§ What to work on
State the number of lines that include the string "things", and write nothing else.

§ Entries
— start —
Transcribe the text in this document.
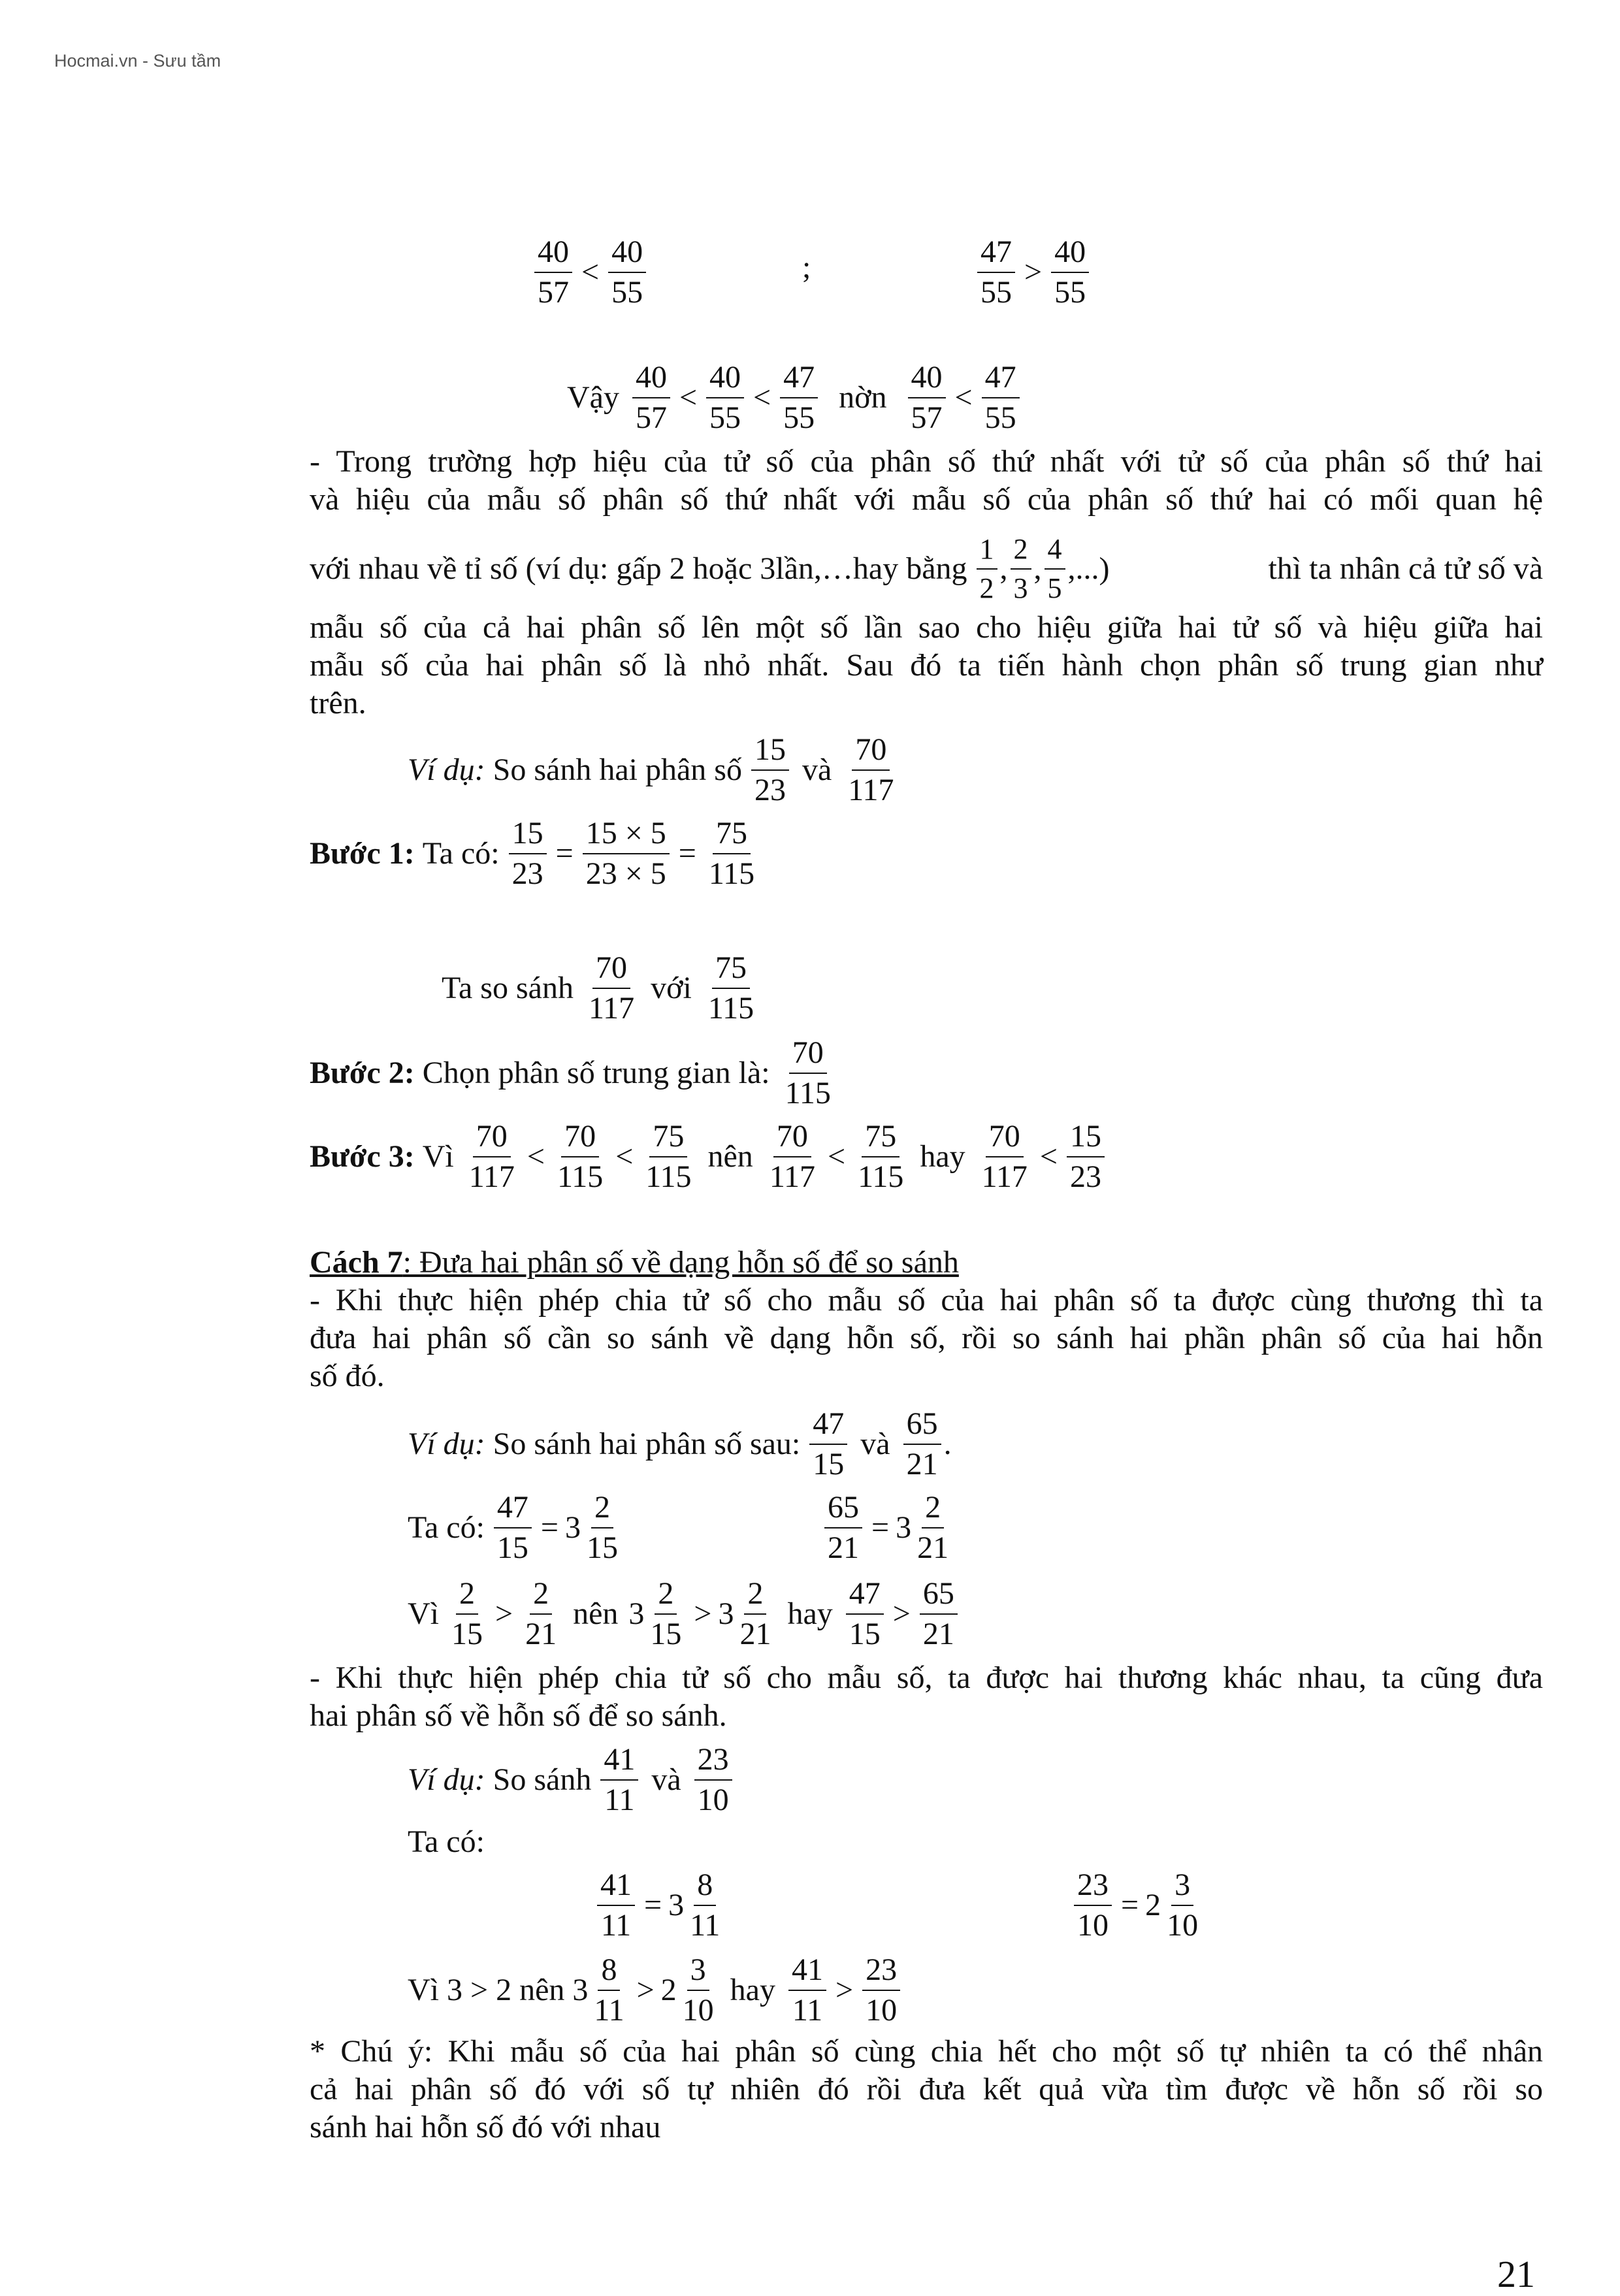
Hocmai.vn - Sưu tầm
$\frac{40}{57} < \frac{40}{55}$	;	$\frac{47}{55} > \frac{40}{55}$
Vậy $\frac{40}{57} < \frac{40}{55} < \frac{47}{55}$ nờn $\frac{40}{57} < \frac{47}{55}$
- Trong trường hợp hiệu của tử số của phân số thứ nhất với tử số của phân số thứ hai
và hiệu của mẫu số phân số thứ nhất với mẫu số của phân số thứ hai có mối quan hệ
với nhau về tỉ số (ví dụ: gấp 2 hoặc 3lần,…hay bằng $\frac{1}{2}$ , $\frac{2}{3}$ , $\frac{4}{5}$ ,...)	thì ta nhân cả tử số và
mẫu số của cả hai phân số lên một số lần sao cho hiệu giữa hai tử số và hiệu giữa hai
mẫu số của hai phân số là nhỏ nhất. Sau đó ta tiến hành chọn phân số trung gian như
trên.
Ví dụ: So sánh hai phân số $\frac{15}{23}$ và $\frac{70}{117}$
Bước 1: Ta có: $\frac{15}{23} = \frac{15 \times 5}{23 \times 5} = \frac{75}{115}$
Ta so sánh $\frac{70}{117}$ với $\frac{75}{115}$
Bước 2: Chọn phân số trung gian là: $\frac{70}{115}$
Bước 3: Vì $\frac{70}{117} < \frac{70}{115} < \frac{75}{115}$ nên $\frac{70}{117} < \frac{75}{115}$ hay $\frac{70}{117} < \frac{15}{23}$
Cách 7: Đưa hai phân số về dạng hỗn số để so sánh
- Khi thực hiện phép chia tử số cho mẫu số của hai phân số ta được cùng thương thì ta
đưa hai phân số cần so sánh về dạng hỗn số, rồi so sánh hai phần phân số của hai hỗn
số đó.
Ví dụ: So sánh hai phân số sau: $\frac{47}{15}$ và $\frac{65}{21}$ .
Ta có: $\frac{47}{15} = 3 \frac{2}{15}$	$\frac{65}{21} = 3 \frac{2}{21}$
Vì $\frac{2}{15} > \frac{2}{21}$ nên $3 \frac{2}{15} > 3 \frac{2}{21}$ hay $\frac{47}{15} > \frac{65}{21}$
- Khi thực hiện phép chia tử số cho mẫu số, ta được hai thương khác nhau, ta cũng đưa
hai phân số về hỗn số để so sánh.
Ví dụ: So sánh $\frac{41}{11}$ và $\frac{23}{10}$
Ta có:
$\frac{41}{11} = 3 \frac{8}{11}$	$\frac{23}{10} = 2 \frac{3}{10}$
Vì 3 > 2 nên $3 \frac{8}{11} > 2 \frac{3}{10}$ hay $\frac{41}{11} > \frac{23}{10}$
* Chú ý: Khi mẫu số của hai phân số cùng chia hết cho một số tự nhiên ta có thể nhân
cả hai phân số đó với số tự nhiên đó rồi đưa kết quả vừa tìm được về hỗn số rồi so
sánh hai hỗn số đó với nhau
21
— end —
— start —
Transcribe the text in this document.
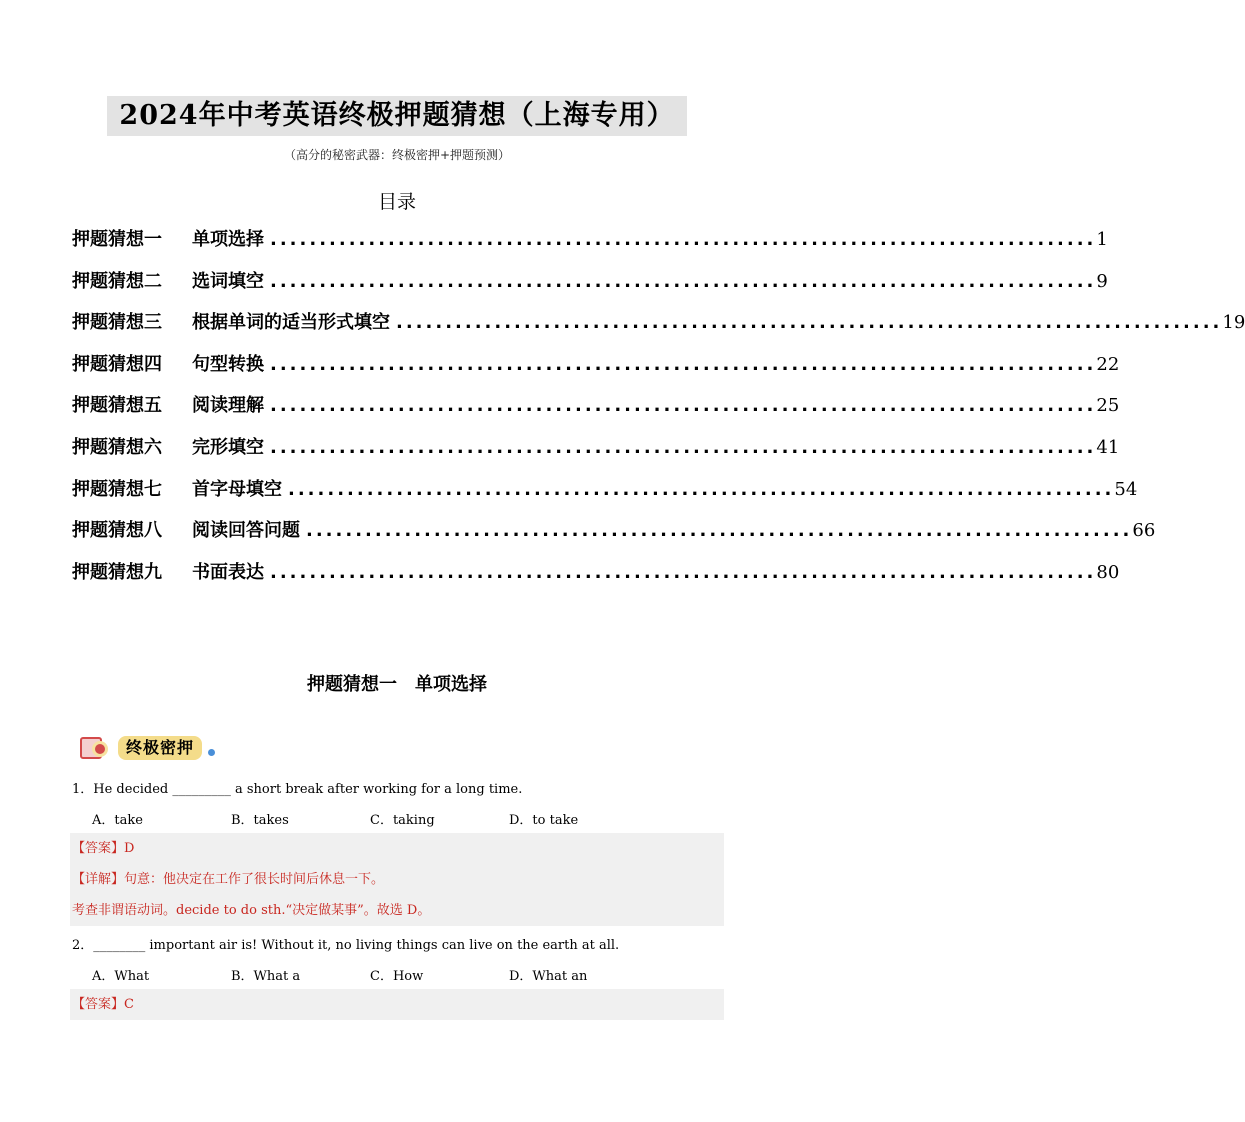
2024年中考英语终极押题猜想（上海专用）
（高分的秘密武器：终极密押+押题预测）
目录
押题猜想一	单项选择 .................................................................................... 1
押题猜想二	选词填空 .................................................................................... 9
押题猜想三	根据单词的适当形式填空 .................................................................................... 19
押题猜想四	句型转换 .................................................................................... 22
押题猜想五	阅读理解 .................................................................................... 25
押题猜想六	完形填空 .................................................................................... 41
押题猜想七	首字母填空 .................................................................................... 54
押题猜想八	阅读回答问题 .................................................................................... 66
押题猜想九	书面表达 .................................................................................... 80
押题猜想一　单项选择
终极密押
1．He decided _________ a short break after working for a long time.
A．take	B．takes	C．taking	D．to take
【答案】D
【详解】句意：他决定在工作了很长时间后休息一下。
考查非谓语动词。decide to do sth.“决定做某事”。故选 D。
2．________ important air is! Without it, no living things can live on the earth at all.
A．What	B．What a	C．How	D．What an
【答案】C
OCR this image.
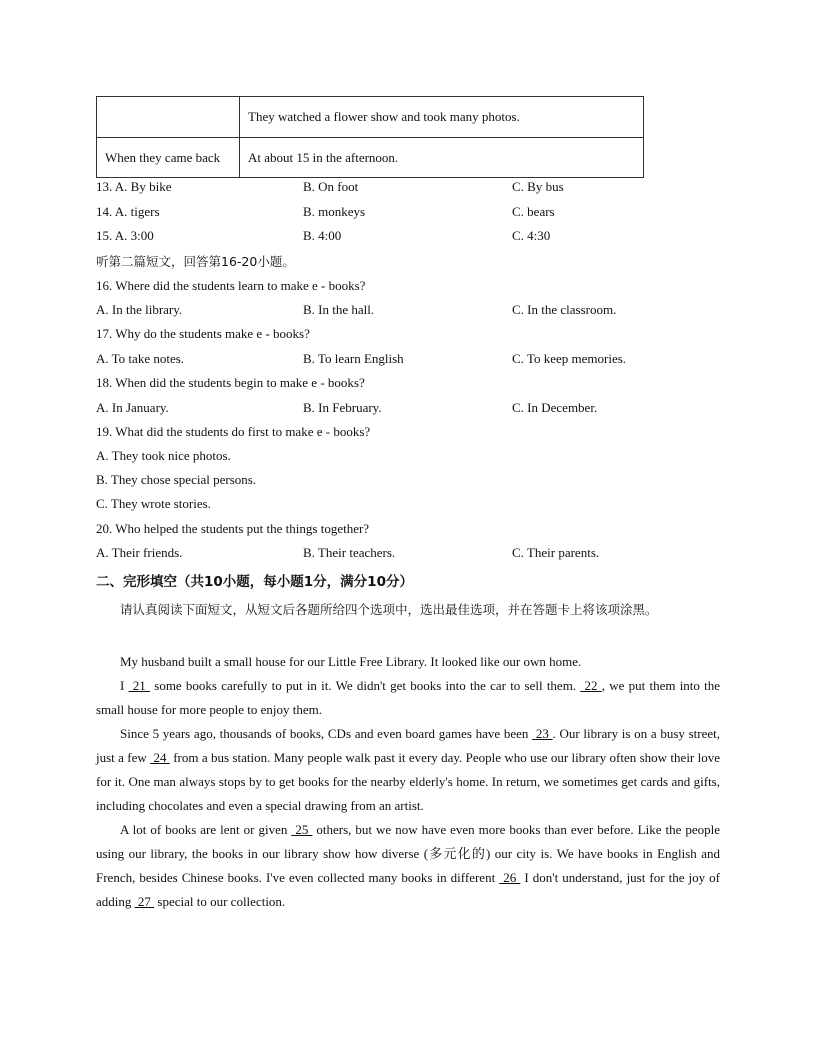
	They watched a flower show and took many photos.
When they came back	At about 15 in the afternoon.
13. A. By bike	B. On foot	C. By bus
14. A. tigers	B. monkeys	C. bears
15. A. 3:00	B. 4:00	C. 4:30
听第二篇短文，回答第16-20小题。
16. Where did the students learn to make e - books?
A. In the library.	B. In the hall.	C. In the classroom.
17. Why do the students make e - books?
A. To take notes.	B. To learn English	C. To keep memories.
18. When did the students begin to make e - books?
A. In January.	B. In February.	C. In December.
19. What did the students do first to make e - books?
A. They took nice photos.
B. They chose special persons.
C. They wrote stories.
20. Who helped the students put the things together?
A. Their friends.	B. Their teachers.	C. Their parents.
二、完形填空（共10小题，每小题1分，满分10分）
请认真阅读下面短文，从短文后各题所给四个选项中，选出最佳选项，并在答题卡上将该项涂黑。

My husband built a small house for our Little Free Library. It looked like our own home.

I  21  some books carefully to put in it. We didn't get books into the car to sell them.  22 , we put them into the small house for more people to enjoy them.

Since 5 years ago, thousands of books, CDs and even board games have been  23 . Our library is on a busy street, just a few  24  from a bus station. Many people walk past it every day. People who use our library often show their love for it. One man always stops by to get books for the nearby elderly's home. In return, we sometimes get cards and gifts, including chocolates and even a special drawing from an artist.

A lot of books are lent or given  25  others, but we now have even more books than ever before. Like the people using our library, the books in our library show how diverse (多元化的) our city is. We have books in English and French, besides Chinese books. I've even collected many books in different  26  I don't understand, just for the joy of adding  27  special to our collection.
— end —
§ Solution
2